#### [Task prompt]
Output the material exactly, but drop every image it holds.

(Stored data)

--------

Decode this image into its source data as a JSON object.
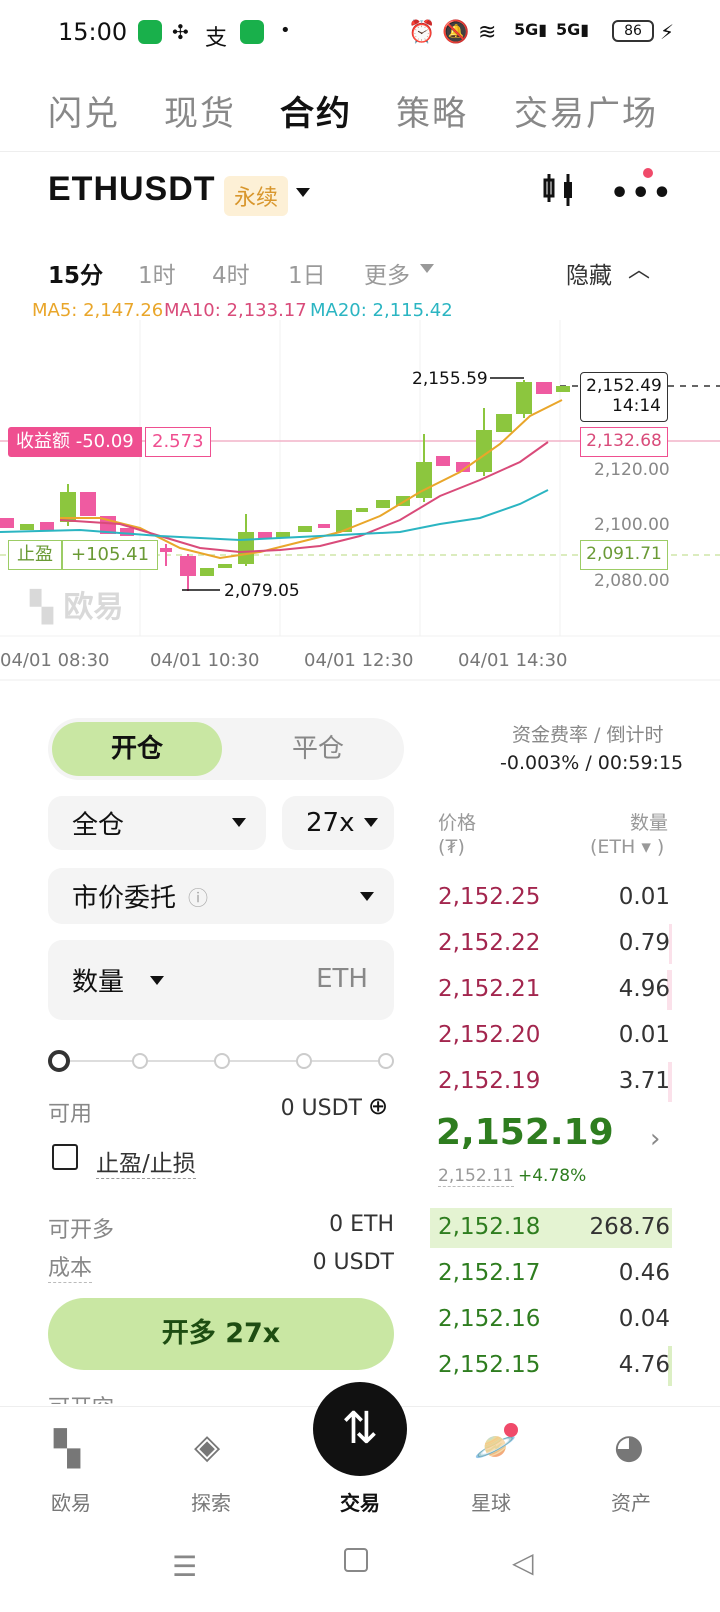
{
  "status_bar": {
    "time": "15:00",
    "battery": "86"
  },
  "top_tabs": [
    "闪兑",
    "现货",
    "合约",
    "策略",
    "交易广场"
  ],
  "instrument": {
    "symbol": "ETHUSDT",
    "type_badge": "永续"
  },
  "timeframes": {
    "items": [
      "15分",
      "1时",
      "4时",
      "1日",
      "更多"
    ],
    "active": "15分",
    "hide_label": "隐藏"
  },
  "chart": {
    "ma": [
      {
        "label": "MA5: 2,147.26",
        "color": "#e9a62a"
      },
      {
        "label": "MA10: 2,133.17",
        "color": "#d94b7a"
      },
      {
        "label": "MA20: 2,115.42",
        "color": "#2bb5c2"
      }
    ],
    "price_axis": [
      "2,120.00",
      "2,100.00",
      "2,080.00"
    ],
    "time_axis": [
      "04/01 08:30",
      "04/01 10:30",
      "04/01 12:30",
      "04/01 14:30"
    ],
    "high_label": "2,155.59",
    "low_label": "2,079.05",
    "last_price_tag": "2,152.49",
    "countdown_tag": "14:14",
    "pnl_label": "收益额 -50.09",
    "pnl_value": "2.573",
    "pnl_price_tag": "2,132.68",
    "tp_label": "止盈",
    "tp_value": "+105.41",
    "tp_price_tag": "2,091.71",
    "watermark": "欧易"
  },
  "trade_panel": {
    "open_tab": "开仓",
    "close_tab": "平仓",
    "margin_mode": "全仓",
    "leverage": "27x",
    "order_type": "市价委托",
    "quantity_label": "数量",
    "quantity_unit": "ETH",
    "available_label": "可用",
    "available_value": "0 USDT",
    "tpsl_label": "止盈/止损",
    "can_open_long_label": "可开多",
    "can_open_long_value": "0 ETH",
    "cost_label": "成本",
    "cost_value": "0 USDT",
    "submit_label": "开多 27x",
    "partial_label": "可开空"
  },
  "orderbook": {
    "funding_label": "资金费率 / 倒计时",
    "funding_value": "-0.003% / 00:59:15",
    "price_header": "价格",
    "price_unit": "(₮)",
    "qty_header": "数量",
    "qty_unit": "(ETH ▾ )",
    "asks": [
      {
        "price": "2,152.25",
        "qty": "0.01"
      },
      {
        "price": "2,152.22",
        "qty": "0.79"
      },
      {
        "price": "2,152.21",
        "qty": "4.96"
      },
      {
        "price": "2,152.20",
        "qty": "0.01"
      },
      {
        "price": "2,152.19",
        "qty": "3.71"
      }
    ],
    "last_price": "2,152.19",
    "mark_price": "2,152.11",
    "change": "+4.78%",
    "bids": [
      {
        "price": "2,152.18",
        "qty": "268.76"
      },
      {
        "price": "2,152.17",
        "qty": "0.46"
      },
      {
        "price": "2,152.16",
        "qty": "0.04"
      },
      {
        "price": "2,152.15",
        "qty": "4.76"
      }
    ]
  },
  "bottom_nav": [
    "欧易",
    "探索",
    "交易",
    "星球",
    "资产"
  ]
}
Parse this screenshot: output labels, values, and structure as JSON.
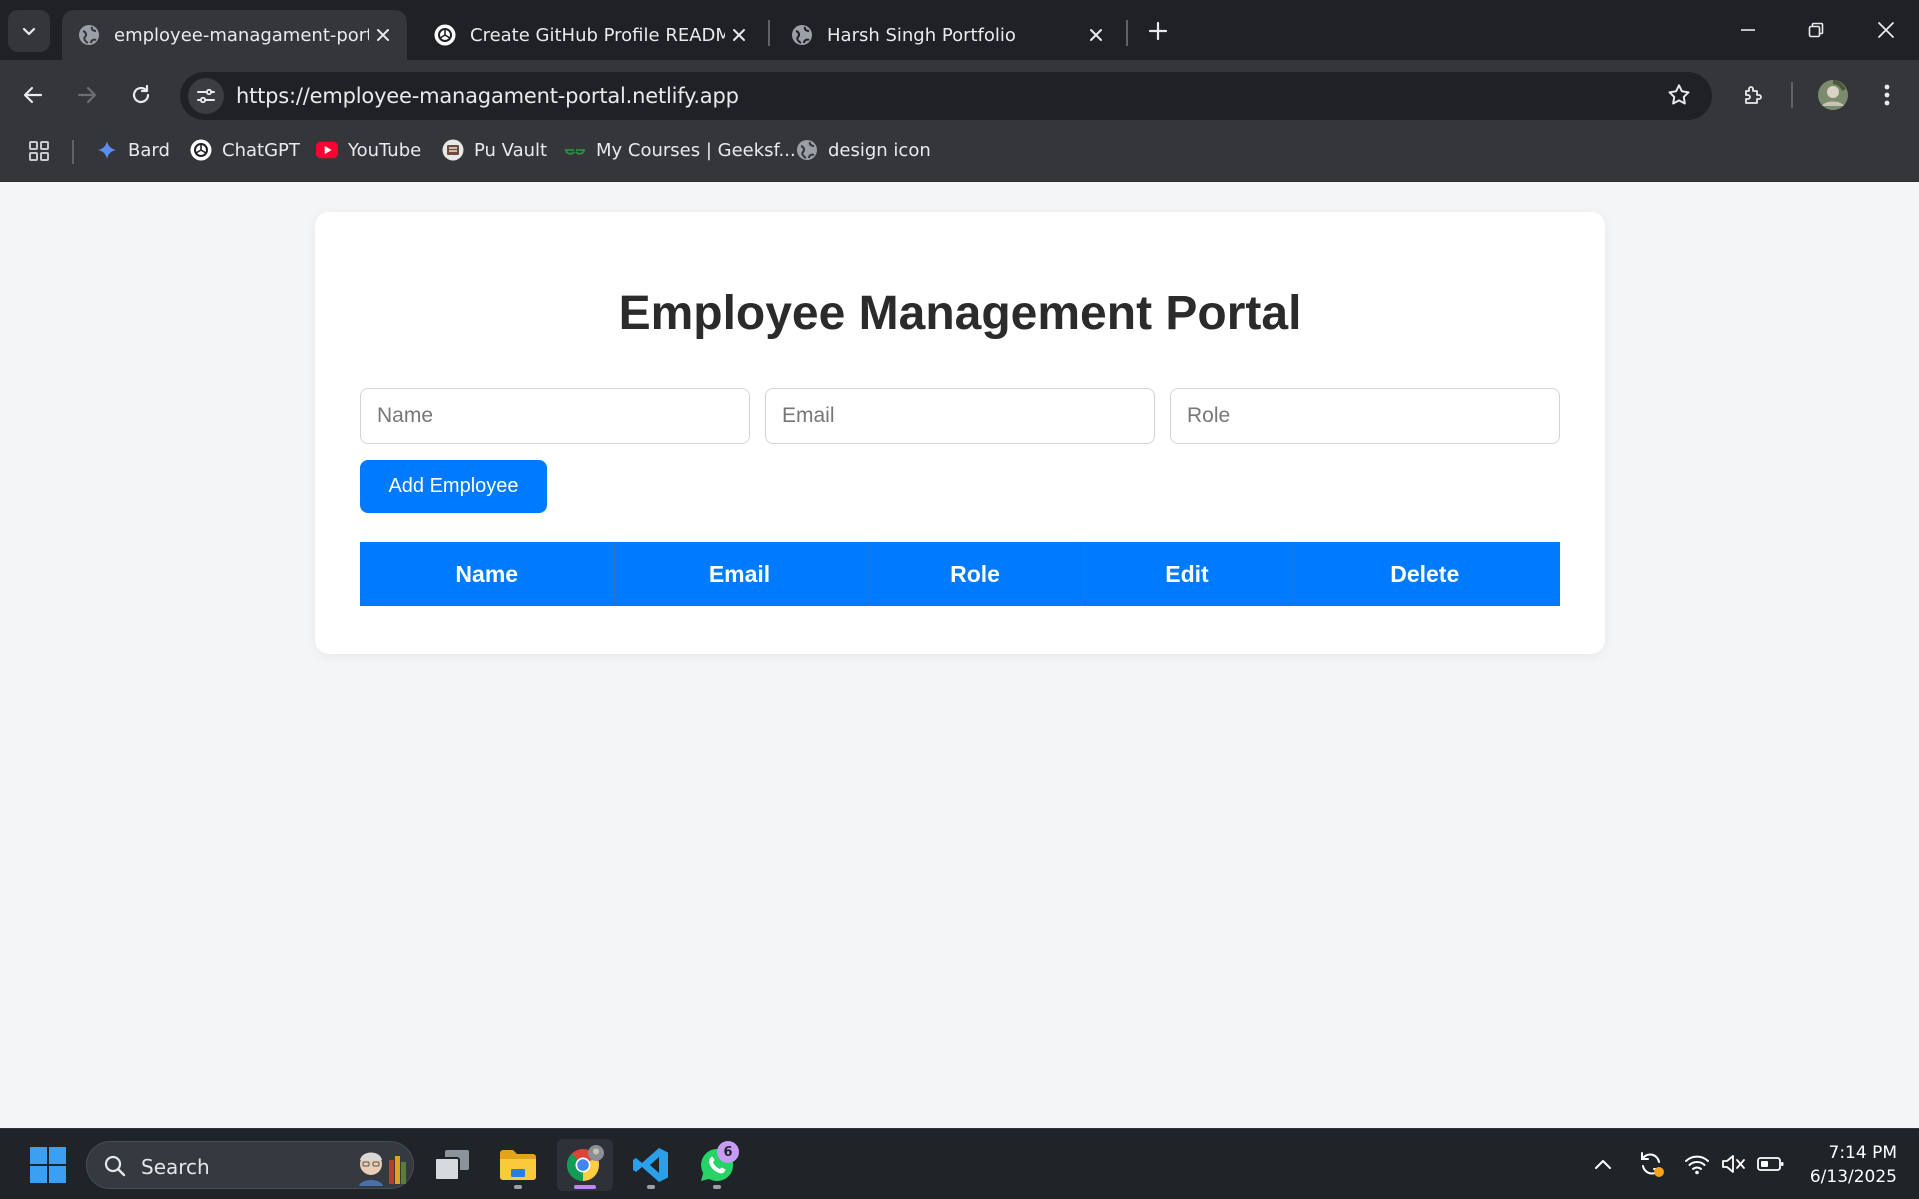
{
  "browser": {
    "tabs": [
      {
        "title": "employee-managament-portal",
        "active": true,
        "favicon": "globe-icon"
      },
      {
        "title": "Create GitHub Profile README",
        "active": false,
        "favicon": "chatgpt-icon"
      },
      {
        "title": "Harsh Singh Portfolio",
        "active": false,
        "favicon": "globe-icon"
      }
    ],
    "url": "https://employee-managament-portal.netlify.app",
    "bookmarks": [
      {
        "label": "Bard",
        "icon": "bard-sparkle-icon"
      },
      {
        "label": "ChatGPT",
        "icon": "chatgpt-icon"
      },
      {
        "label": "YouTube",
        "icon": "youtube-icon"
      },
      {
        "label": "Pu Vault",
        "icon": "pu-vault-icon"
      },
      {
        "label": "My Courses | Geeksf...",
        "icon": "geeksforgeeks-icon"
      },
      {
        "label": "design icon",
        "icon": "globe-icon"
      }
    ]
  },
  "page": {
    "title": "Employee Management Portal",
    "form": {
      "name_placeholder": "Name",
      "email_placeholder": "Email",
      "role_placeholder": "Role",
      "name_value": "",
      "email_value": "",
      "role_value": "",
      "add_button": "Add Employee"
    },
    "table": {
      "headers": [
        "Name",
        "Email",
        "Role",
        "Edit",
        "Delete"
      ],
      "rows": []
    },
    "colors": {
      "accent": "#007bff",
      "background": "#f4f5f7",
      "card": "#ffffff"
    }
  },
  "taskbar": {
    "search_label": "Search",
    "time": "7:14 PM",
    "date": "6/13/2025",
    "whatsapp_badge": "6"
  }
}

--------

#### [Finished exercise]
Decode this image into its source data as a JSON object.
{
  "status_bar": {
    "time": "15:00",
    "battery": "86"
  },
  "top_tabs": [
    "闪兑",
    "现货",
    "合约",
    "策略",
    "交易广场"
  ],
  "instrument": {
    "symbol": "ETHUSDT",
    "type_badge": "永续"
  },
  "timeframes": {
    "items": [
      "15分",
      "1时",
      "4时",
      "1日",
      "更多"
    ],
    "active": "15分",
    "hide_label": "隐藏"
  },
  "chart": {
    "ma": [
      {
        "label": "MA5: 2,147.26",
        "color": "#e9a62a"
      },
      {
        "label": "MA10: 2,133.17",
        "color": "#d94b7a"
      },
      {
        "label": "MA20: 2,115.42",
        "color": "#2bb5c2"
      }
    ],
    "price_axis": [
      "2,120.00",
      "2,100.00",
      "2,080.00"
    ],
    "time_axis": [
      "04/01 08:30",
      "04/01 10:30",
      "04/01 12:30",
      "04/01 14:30"
    ],
    "high_label": "2,155.59",
    "low_label": "2,079.05",
    "last_price_tag": "2,152.49",
    "countdown_tag": "14:14",
    "pnl_label": "收益额 -50.09",
    "pnl_value": "2.573",
    "pnl_price_tag": "2,132.68",
    "tp_label": "止盈",
    "tp_value": "+105.41",
    "tp_price_tag": "2,091.71",
    "watermark": "欧易"
  },
  "trade_panel": {
    "open_tab": "开仓",
    "close_tab": "平仓",
    "margin_mode": "全仓",
    "leverage": "27x",
    "order_type": "市价委托",
    "quantity_label": "数量",
    "quantity_unit": "ETH",
    "available_label": "可用",
    "available_value": "0 USDT",
    "tpsl_label": "止盈/止损",
    "can_open_long_label": "可开多",
    "can_open_long_value": "0 ETH",
    "cost_label": "成本",
    "cost_value": "0 USDT",
    "submit_label": "开多 27x",
    "partial_label": "可开空"
  },
  "orderbook": {
    "funding_label": "资金费率 / 倒计时",
    "funding_value": "-0.003% / 00:59:15",
    "price_header": "价格",
    "price_unit": "(₮)",
    "qty_header": "数量",
    "qty_unit": "(ETH ▾ )",
    "asks": [
      {
        "price": "2,152.25",
        "qty": "0.01"
      },
      {
        "price": "2,152.22",
        "qty": "0.79"
      },
      {
        "price": "2,152.21",
        "qty": "4.96"
      },
      {
        "price": "2,152.20",
        "qty": "0.01"
      },
      {
        "price": "2,152.19",
        "qty": "3.71"
      }
    ],
    "last_price": "2,152.19",
    "mark_price": "2,152.11",
    "change": "+4.78%",
    "bids": [
      {
        "price": "2,152.18",
        "qty": "268.76"
      },
      {
        "price": "2,152.17",
        "qty": "0.46"
      },
      {
        "price": "2,152.16",
        "qty": "0.04"
      },
      {
        "price": "2,152.15",
        "qty": "4.76"
      }
    ]
  },
  "bottom_nav": [
    "欧易",
    "探索",
    "交易",
    "星球",
    "资产"
  ]
}
Parse this screenshot: output labels, values, and structure as JSON.
{
  "browser": {
    "tabs": [
      {
        "title": "employee-managament-portal",
        "active": true,
        "favicon": "globe-icon"
      },
      {
        "title": "Create GitHub Profile README",
        "active": false,
        "favicon": "chatgpt-icon"
      },
      {
        "title": "Harsh Singh Portfolio",
        "active": false,
        "favicon": "globe-icon"
      }
    ],
    "url": "https://employee-managament-portal.netlify.app",
    "bookmarks": [
      {
        "label": "Bard",
        "icon": "bard-sparkle-icon"
      },
      {
        "label": "ChatGPT",
        "icon": "chatgpt-icon"
      },
      {
        "label": "YouTube",
        "icon": "youtube-icon"
      },
      {
        "label": "Pu Vault",
        "icon": "pu-vault-icon"
      },
      {
        "label": "My Courses | Geeksf...",
        "icon": "geeksforgeeks-icon"
      },
      {
        "label": "design icon",
        "icon": "globe-icon"
      }
    ]
  },
  "page": {
    "title": "Employee Management Portal",
    "form": {
      "name_placeholder": "Name",
      "email_placeholder": "Email",
      "role_placeholder": "Role",
      "name_value": "",
      "email_value": "",
      "role_value": "",
      "add_button": "Add Employee"
    },
    "table": {
      "headers": [
        "Name",
        "Email",
        "Role",
        "Edit",
        "Delete"
      ],
      "rows": []
    },
    "colors": {
      "accent": "#007bff",
      "background": "#f4f5f7",
      "card": "#ffffff"
    }
  },
  "taskbar": {
    "search_label": "Search",
    "time": "7:14 PM",
    "date": "6/13/2025",
    "whatsapp_badge": "6"
  }
}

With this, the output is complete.